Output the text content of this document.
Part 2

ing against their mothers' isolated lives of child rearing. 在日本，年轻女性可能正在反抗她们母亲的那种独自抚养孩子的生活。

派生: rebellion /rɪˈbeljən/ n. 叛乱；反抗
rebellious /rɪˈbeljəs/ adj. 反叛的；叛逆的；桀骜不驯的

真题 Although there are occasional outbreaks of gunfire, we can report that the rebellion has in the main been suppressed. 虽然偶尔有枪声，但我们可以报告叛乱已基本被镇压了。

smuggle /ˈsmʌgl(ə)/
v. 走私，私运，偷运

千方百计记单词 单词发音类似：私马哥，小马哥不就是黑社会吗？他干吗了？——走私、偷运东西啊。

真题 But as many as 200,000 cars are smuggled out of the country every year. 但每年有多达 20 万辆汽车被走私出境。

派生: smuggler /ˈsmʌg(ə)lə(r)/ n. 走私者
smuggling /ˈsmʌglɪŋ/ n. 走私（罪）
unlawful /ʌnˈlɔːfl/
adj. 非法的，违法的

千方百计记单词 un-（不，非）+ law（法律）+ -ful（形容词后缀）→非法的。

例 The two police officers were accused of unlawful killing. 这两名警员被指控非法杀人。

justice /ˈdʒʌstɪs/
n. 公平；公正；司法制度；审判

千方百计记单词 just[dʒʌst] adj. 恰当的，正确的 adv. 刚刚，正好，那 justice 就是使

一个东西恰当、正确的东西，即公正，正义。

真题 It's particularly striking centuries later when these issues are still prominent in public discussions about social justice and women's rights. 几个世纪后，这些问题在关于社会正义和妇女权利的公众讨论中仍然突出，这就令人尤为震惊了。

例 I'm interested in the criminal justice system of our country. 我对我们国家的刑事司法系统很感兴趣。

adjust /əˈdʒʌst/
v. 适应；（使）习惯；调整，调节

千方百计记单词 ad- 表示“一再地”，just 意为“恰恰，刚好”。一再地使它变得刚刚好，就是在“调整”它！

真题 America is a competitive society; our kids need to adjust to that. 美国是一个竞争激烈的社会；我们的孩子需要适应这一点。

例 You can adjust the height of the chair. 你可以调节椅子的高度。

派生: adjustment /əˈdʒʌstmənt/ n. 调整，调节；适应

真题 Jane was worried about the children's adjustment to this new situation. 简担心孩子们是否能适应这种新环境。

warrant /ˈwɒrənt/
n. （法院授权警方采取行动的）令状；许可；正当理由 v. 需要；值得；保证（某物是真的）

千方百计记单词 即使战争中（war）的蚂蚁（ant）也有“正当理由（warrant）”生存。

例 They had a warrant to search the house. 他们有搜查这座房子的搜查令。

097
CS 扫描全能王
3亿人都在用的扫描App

————————

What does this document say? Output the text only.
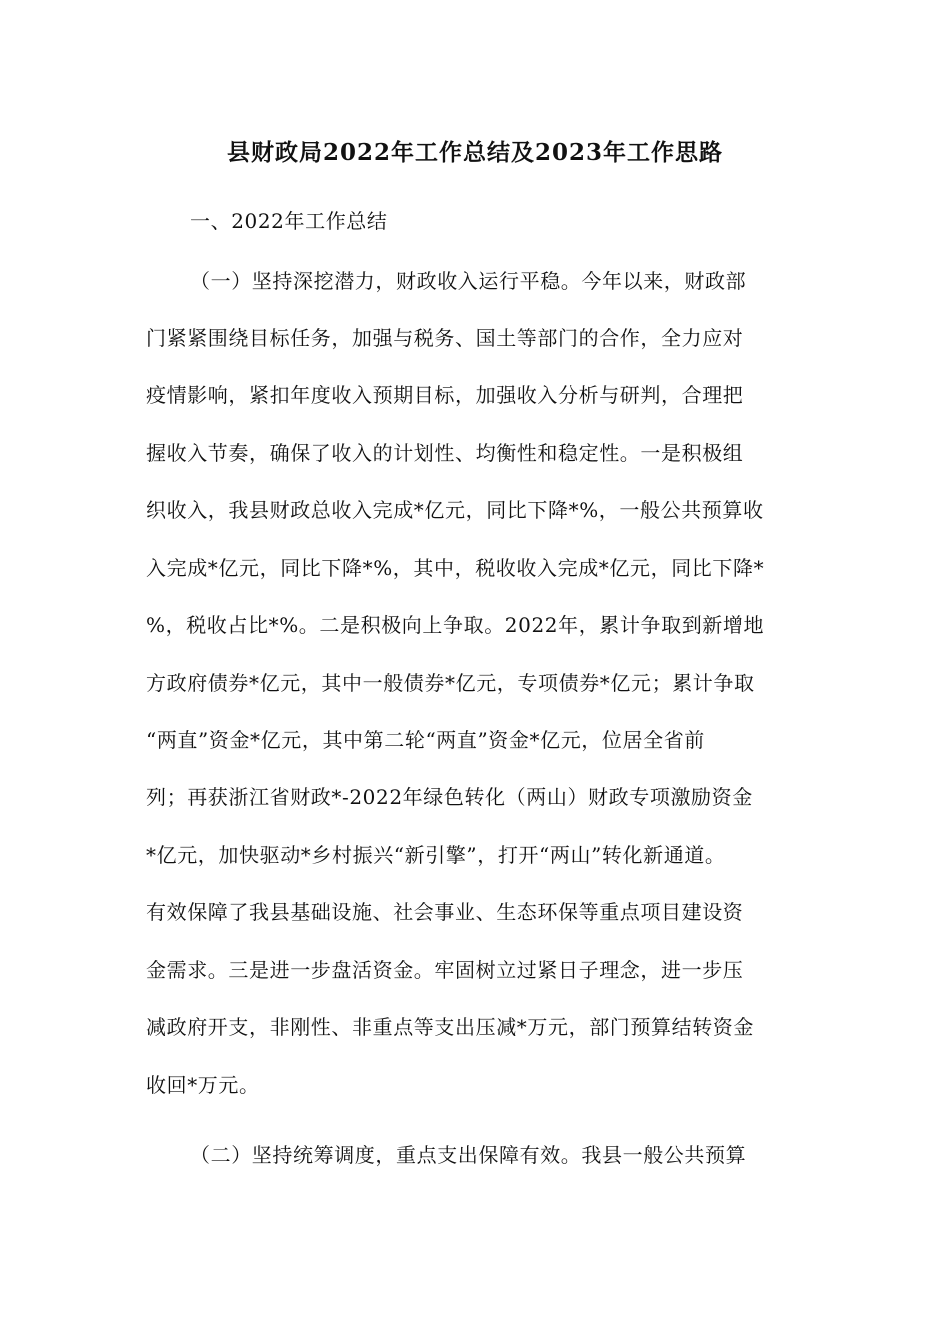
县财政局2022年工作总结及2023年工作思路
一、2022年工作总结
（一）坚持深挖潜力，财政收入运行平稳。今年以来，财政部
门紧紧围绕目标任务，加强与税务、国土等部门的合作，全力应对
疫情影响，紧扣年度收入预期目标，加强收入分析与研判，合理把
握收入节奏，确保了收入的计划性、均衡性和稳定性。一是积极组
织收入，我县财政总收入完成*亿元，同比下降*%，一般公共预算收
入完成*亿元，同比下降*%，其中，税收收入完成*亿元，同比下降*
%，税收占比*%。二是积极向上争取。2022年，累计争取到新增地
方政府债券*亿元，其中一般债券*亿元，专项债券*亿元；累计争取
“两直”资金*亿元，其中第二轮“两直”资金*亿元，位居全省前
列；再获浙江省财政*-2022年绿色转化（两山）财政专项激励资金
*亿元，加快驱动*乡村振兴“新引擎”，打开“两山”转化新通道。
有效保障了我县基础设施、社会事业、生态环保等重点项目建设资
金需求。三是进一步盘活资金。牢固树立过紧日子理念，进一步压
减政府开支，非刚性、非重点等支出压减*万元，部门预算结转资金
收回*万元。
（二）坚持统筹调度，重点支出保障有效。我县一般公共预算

————————

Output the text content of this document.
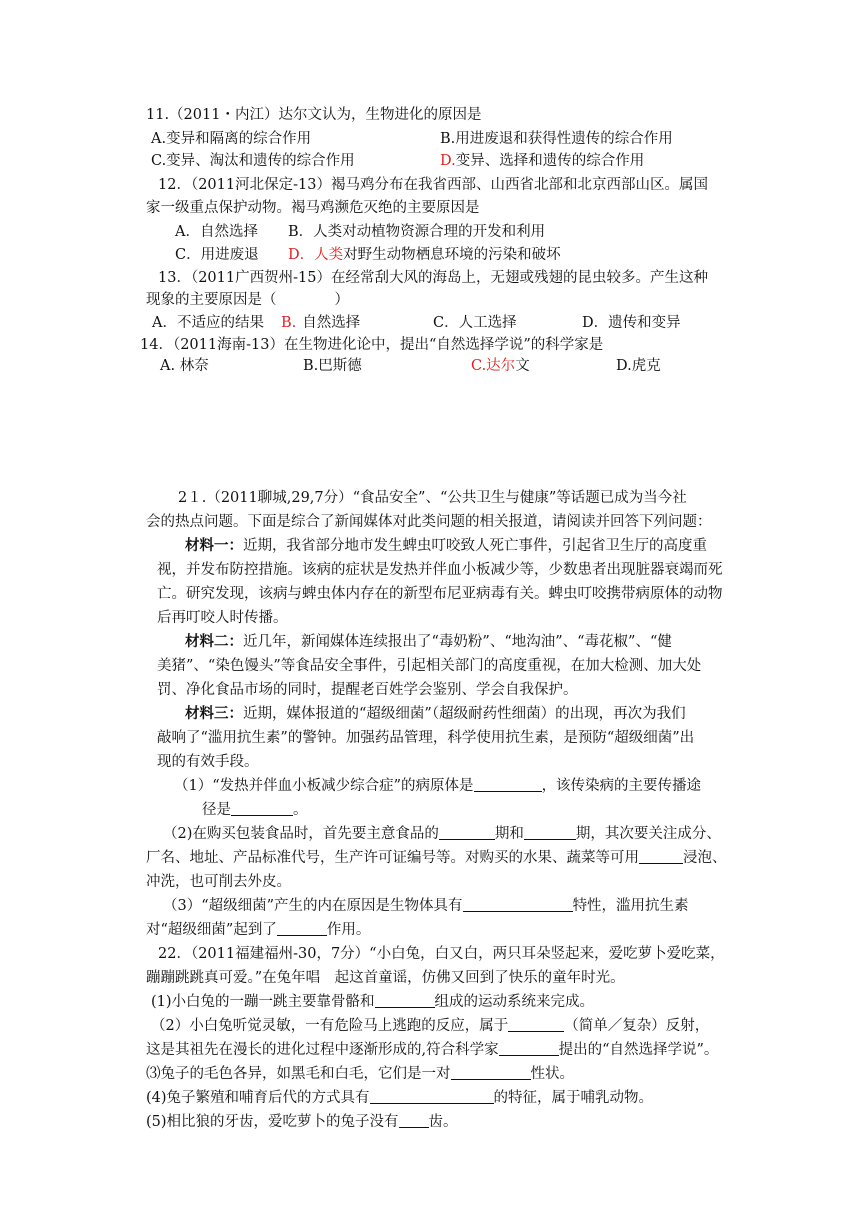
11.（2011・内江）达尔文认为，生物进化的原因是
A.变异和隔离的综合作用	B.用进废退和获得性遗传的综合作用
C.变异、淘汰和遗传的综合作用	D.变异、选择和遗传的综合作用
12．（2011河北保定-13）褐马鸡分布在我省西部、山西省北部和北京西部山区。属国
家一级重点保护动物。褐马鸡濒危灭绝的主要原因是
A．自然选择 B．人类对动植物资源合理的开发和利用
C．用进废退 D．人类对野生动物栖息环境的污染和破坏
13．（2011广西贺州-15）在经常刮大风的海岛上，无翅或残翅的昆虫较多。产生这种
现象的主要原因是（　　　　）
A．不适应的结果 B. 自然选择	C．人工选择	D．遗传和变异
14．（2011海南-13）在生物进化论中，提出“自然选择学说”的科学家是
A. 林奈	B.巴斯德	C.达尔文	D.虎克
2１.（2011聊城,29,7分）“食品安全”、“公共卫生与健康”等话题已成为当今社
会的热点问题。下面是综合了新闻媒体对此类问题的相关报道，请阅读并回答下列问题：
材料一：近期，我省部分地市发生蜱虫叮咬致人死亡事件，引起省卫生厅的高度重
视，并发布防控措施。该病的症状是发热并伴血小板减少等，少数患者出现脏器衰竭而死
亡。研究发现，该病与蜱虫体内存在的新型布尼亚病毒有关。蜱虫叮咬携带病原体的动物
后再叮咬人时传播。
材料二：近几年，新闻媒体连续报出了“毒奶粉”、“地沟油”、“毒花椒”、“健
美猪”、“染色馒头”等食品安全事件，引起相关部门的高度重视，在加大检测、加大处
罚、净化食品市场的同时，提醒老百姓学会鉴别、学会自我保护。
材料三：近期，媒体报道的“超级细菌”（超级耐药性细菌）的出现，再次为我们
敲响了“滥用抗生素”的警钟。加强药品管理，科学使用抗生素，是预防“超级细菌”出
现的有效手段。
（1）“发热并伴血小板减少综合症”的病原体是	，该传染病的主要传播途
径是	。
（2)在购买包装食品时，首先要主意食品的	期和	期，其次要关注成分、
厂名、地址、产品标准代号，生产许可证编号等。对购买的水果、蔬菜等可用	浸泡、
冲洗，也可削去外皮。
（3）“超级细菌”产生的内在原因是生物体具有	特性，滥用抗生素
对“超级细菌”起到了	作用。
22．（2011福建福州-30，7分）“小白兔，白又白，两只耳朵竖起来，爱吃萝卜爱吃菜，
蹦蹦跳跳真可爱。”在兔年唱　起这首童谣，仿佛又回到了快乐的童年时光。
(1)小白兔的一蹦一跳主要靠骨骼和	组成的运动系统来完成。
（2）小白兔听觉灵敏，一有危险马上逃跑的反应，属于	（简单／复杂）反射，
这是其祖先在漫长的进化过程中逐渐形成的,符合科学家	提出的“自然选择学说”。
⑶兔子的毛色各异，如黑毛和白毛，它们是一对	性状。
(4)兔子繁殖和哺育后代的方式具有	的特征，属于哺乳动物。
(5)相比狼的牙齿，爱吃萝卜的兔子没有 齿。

————————

*Task requirements:*
Work out the count of lines containing the word "warrant", then write only that count.

*Answer in full:*
3